Copy every line of the listing exactly.

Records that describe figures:
+++++

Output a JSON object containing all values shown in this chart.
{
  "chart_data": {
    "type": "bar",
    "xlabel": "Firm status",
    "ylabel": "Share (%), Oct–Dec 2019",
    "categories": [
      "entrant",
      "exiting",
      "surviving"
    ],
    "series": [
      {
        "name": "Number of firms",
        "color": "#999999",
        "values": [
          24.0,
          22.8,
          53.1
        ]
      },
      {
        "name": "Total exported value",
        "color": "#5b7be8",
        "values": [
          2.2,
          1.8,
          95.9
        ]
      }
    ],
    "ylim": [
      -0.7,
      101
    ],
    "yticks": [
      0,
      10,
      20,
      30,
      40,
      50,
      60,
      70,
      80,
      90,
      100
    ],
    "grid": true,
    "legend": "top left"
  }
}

+++++

• Problem solution
Output a JSON object containing all values shown in this chart.
{
  "chart_data": {
    "type": "bar",
    "xlabel": "Firm status",
    "ylabel": "Share (%), Oct–Dec 2019",
    "categories": [
      "entrant",
      "exiting",
      "surviving"
    ],
    "series": [
      {
        "name": "Number of firms",
        "color": "#999999",
        "values": [
          24.0,
          22.8,
          53.1
        ]
      },
      {
        "name": "Total exported value",
        "color": "#5b7be8",
        "values": [
          2.2,
          1.8,
          95.9
        ]
      }
    ],
    "ylim": [
      -0.7,
      101
    ],
    "yticks": [
      0,
      10,
      20,
      30,
      40,
      50,
      60,
      70,
      80,
      90,
      100
    ],
    "grid": true,
    "legend": "top left"
  }
}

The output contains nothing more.